- [DOCUMENT EXCERPT]:
↓↓↓

Human beings tend more to do this with respect to their greater enemies than with respect to those with whom their differences are moderate (metria). For men are naturally inclined (pephukasi) to yield in return (anthhêssasthai) to those who give way of their own free will, but to endure every risk even contrary to their own best judgment (gnômê) when confronting those who are arrogant.

This statement is the precise opposite of the statement Kleon makes at Thucydides 3.39.5. Given the problems of Kleon’s argument, such a contradiction only strengthens the credit owed this noble offer.

After all the savagery and social decay that Thucydides has included in his narrative—plague and moral collapse at Athens, the Mytilenean debate, the siege of Plataia and juridical massacre of the survivors, civil strife and even worse moral collapse at Corcyra—this is an extraordinary speech. Scholarly reaction has, predictably, been mixed, although many analyze the Spartan offer of peace without reference to this elaborate speech. De Romilly accuses the Athenians of “bad faith” and of being “devoid of any justification” when they reject this offer,[14] and, more recently, T. E. J. Wiedemann has argued that Thucydides himself believed that the Athenians had made a great mistake in rejecting the Spartan offer of a compromise peace.[15] For Marc Cogan, “this is an extremely intelligent and decent speech,” [16] which fails, in his view, because, after six years of war, it is too reasonable. Gomme, on the other hand, had only scorn for the moral arguments of the Spartans,[17] and Lowell Edmunds characterized this speech as “more a sermon on tyche than a suit for peace.” [18]

In their offer of peace, the Spartans declare their faith in symbolic capital and the traditional rhetoric of gift exchange that the Athenian delegates at Athens, the Mytileneans at Olympia, and Kleon, demanding vengeance, have abandoned. The Spartans appeal to aretê and to that spirit of friendship that exchange engenders. Their argument is almost a textbook-perfect appeal to the “war against warre,” for they explicitly challenge the Athenians to shift the locus of competition from war to aretê.[19] The Athenians hold the advantage and can compel Sparta to compete with them in generosity rather than in arms. The Spartans, therefore, recall the traditional arguments that we encountered in the programmatic debate between Corcyra and Corinth. If anything, the Spartans are more high-minded, engaging in less scolding and implied threats and placing greater relative emphasis upon the positive acquisition of friendship, the value of aretê, and generosity (including that generosity implied by their own willingness to settle). With their rational explanations for the psychology of gift exchange, they are almost too explicit. They are not just oddly “rhetorical.” [20] They sound like an idealized ethnographic informant, ready to explain local practices in terms familiar to the inquiring anthropologist.

↑↑↑

- [WORK TO COMPLETE]:
1. In the text on the Spartan peace offer, how did Lowell Edmunds characterize the Spartan speech?
2. Write a continuation of the text on the Spartan peace offer in Thucydides, picking up after its last sentence.
The records that come next have no connection to the text on the Spartan peace offer.

- [RECORD SET]:
↓↓↓

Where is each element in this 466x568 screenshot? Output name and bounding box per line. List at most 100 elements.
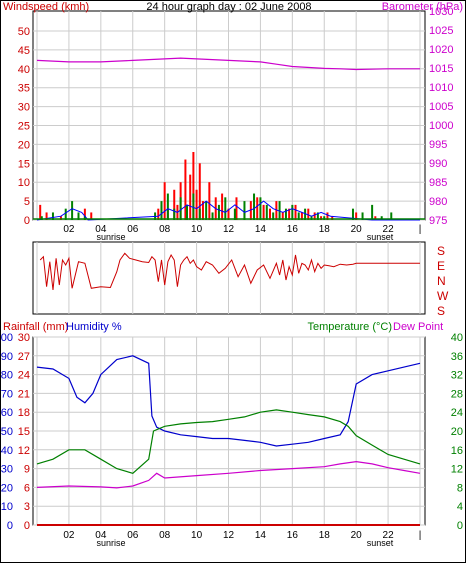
- temperature-tick-label: 28: [451, 388, 463, 400]
- wind-tick-label: 10: [18, 177, 30, 189]
- x-tick-label: 14: [255, 530, 267, 541]
- sunrise-label-bottom: sunrise: [96, 538, 125, 548]
- temperature-tick-label: 4: [457, 501, 463, 513]
- humidity-tick-label: 100: [0, 332, 13, 344]
- rainfall-tick-label: 12: [18, 445, 30, 457]
- humidity-line: [36, 355, 421, 447]
- barometer-tick-label: 1010: [429, 82, 453, 94]
- rainfall-tick-label: 15: [18, 426, 30, 438]
- wind-direction-line: [39, 252, 420, 291]
- humidity-tick-label: 90: [1, 351, 13, 363]
- humidity-tick-label: 50: [1, 426, 13, 438]
- wind-tick-label: 50: [18, 26, 30, 38]
- temperature-tick-label: 12: [451, 464, 463, 476]
- wind-axis-title: Windspeed (kmh): [3, 1, 89, 13]
- x-tick-label: 12: [223, 224, 235, 235]
- direction-label: N: [437, 274, 446, 288]
- direction-label: E: [437, 259, 445, 273]
- temperature-tick-label: 16: [451, 445, 463, 457]
- x-tick-label: 10: [191, 224, 203, 235]
- x-tick-label: 20: [351, 530, 363, 541]
- wind-tick-label: 15: [18, 158, 30, 170]
- x-tick-label: 04: [95, 530, 107, 541]
- rainfall-tick-label: 3: [24, 501, 30, 513]
- rainfall-tick-label: 24: [18, 370, 30, 382]
- wind-tick-label: 45: [18, 45, 30, 57]
- humidity-tick-label: 20: [1, 482, 13, 494]
- x-tick-label: 06: [127, 224, 139, 235]
- rainfall-tick-label: 9: [24, 464, 30, 476]
- x-tick-label: 02: [63, 530, 75, 541]
- humidity-tick-label: 30: [1, 464, 13, 476]
- sunset-label-top: sunset: [367, 232, 394, 242]
- x-tick-label: 14: [255, 224, 267, 235]
- series-layer: [33, 57, 425, 526]
- direction-label: W: [437, 289, 449, 303]
- dewpoint-line: [36, 460, 421, 489]
- x-tick-label: 02: [63, 224, 75, 235]
- temperature-tick-label: 36: [451, 351, 463, 363]
- rainfall-tick-label: 6: [24, 482, 30, 494]
- humidity-tick-label: 0: [7, 520, 13, 532]
- dewpoint-axis-title: Dew Point: [393, 321, 443, 333]
- rainfall-tick-label: 30: [18, 332, 30, 344]
- barometer-tick-label: 1020: [429, 44, 453, 56]
- wind-tick-label: 5: [24, 196, 30, 208]
- temperature-tick-label: 0: [457, 520, 463, 532]
- sunrise-label-top: sunrise: [96, 232, 125, 242]
- x-tick-label: 18: [319, 224, 331, 235]
- x-tick-label: 12: [223, 530, 235, 541]
- rainfall-tick-label: 27: [18, 351, 30, 363]
- chart-title: 24 hour graph day : 02 June 2008: [146, 1, 311, 13]
- x-tick-label: 18: [319, 530, 331, 541]
- barometer-tick-label: 995: [429, 139, 447, 151]
- x-tick-label: 06: [127, 530, 139, 541]
- humidity-tick-label: 80: [1, 370, 13, 382]
- barometer-tick-label: 975: [429, 215, 447, 227]
- x-tick-label: 08: [159, 530, 171, 541]
- temperature-tick-label: 8: [457, 482, 463, 494]
- temperature-line: [36, 409, 421, 474]
- x-tick-label: 16: [287, 224, 299, 235]
- x-tick-label: |: [419, 224, 422, 235]
- humidity-tick-label: 70: [1, 388, 13, 400]
- tick-labels: 0510152025303540455097598098599099510001…: [0, 6, 463, 541]
- barometer-tick-label: 985: [429, 177, 447, 189]
- direction-label: S: [437, 244, 445, 258]
- sunset-label-bottom: sunset: [367, 538, 394, 548]
- wind-tick-label: 0: [24, 215, 30, 227]
- direction-label: S: [437, 304, 445, 318]
- barometer-line: [36, 57, 420, 71]
- x-tick-label: 08: [159, 224, 171, 235]
- rainfall-axis-title: Rainfall (mm): [3, 321, 68, 333]
- rainfall-tick-label: 18: [18, 407, 30, 419]
- grid: [33, 11, 425, 526]
- barometer-tick-label: 1015: [429, 63, 453, 75]
- humidity-axis-title: Humidity %: [66, 321, 122, 333]
- humidity-tick-label: 60: [1, 407, 13, 419]
- x-tick-label: |: [419, 530, 422, 541]
- barometer-tick-label: 990: [429, 158, 447, 170]
- x-tick-label: 20: [351, 224, 363, 235]
- x-tick-label: 10: [191, 530, 203, 541]
- x-tick-label: 16: [287, 530, 299, 541]
- rainfall-tick-label: 0: [24, 520, 30, 532]
- temperature-tick-label: 20: [451, 426, 463, 438]
- temperature-tick-label: 32: [451, 370, 463, 382]
- x-tick-label: 22: [383, 224, 395, 235]
- rainfall-tick-label: 21: [18, 388, 30, 400]
- wind-tick-label: 20: [18, 139, 30, 151]
- barometer-tick-label: 1030: [429, 6, 453, 18]
- wind-tick-label: 30: [18, 102, 30, 114]
- barometer-tick-label: 980: [429, 196, 447, 208]
- barometer-tick-label: 1005: [429, 101, 453, 113]
- barometer-tick-label: 1025: [429, 25, 453, 37]
- temperature-axis-title: Temperature (°C): [308, 321, 392, 333]
- humidity-tick-label: 10: [1, 501, 13, 513]
- x-tick-label: 04: [95, 224, 107, 235]
- temperature-tick-label: 40: [451, 332, 463, 344]
- wind-tick-label: 40: [18, 64, 30, 76]
- barometer-axis-title: Barometer (hPa): [382, 1, 463, 13]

↑↑↑

- [IN RESPONSE]:
1. He called it "more a sermon on tyche than a suit for peace."

2.
But the Spartan offer, even when it directly contradicts Kleon’s analysis (Thuc. 4.19.4 vs. 3.39.5), is at least partially consistent with the views of human relations expressed by the Mytileneans, Kleon, and the Athenians at Melos. The Spartans conclude their offer by linking the promise of charis with the material basis for cooperation:

While the issue is still in doubt, and you have reputation (doxa) and our friendship (philia) in prospect, and for us the disaster may be moderately (metriôs) settled before any disgrace (aischron ti), let us be reconciled. For ourselves let us choose peace instead of war, and let us fashion a pause from troubles for the rest of the Hellenes. In this matter, they will think that you are more responsible (aitiôteros). The war that they labor under they know not which began, but once the peace, over which you have authority (kurioi), has come into being, they will contribute their charis to your account.

Inscribed within this Spartan offer is an inflammatory assumption. Sparta and Athens are two states set apart. The rest of Greece must wait for the decision these two parties make between themselves. If Athens comes to terms with Sparta, then Athens and Sparta will generously grant peace to the rest of the Greek world—whether Sparta’s allies are ready for peace or not. The Spartans generously offer to accept a settlement in which they will not only themselves incur a debt of aretê and commit their friendship, but in which the watching Hellenes will confer far more of their charis upon the Athenians. But if Sparta accepts a relative decline in its prestige, the decline is not so quantitatively great that it leads to a qualitative change. Sparta remains in the same class as Athens, as one of the two “superpowers” of the Greek world. This assumption, which begins to materialize in the previous section, becomes explicit as the concluding argument of their speech:

[3] By such a decision you can become firm friends with the Spartans at their own invitation, impelled by charis far more than by violence. [4] And from this friendship consider the good things that are likely to follow: know that when we and you have the same wishes, the rest of Hellas, being inferior (hupodeesteron), will confer honor (timê) upon those who are greatest.

The idea that Athens and Sparta should make up their differences and collaborate as leaders of Greece seems to have been topical. Trugaios in Aristophanes’ Peace suggests that Athens and Sparta should jointly exercise rule (archê) over Hellas (Pax 1080–1082). According to Thucydides, Sparta’s more powerful allies feared such an accommodation (Thuc. 5.29.3–4), and Sparta’s assumption that it could make peace on behalf of all caused it considerable trouble in the years after the Peace of Nikias.

Thucydides’ Spartans portray their own traditional position in Greece with typical Thucydidean reasoning. Where Trugaios speaks bluntly of shared rule (archê), Sparta refers only to the honor (timê) that the two will receive. But the Spartans leave no doubts about what guarantees this honor. The rest of Greece is “inferior” (hupodeesteron) to Athens and Sparta combined (Thuc. 4.20.4). Athens and Sparta will receive honor from the rest of Hellas because they are “the greatest” (ta megista). Sparta explicitly bases its offer to Athens on the preponderant coercive power that an Athenian-Spartan alliance could exert.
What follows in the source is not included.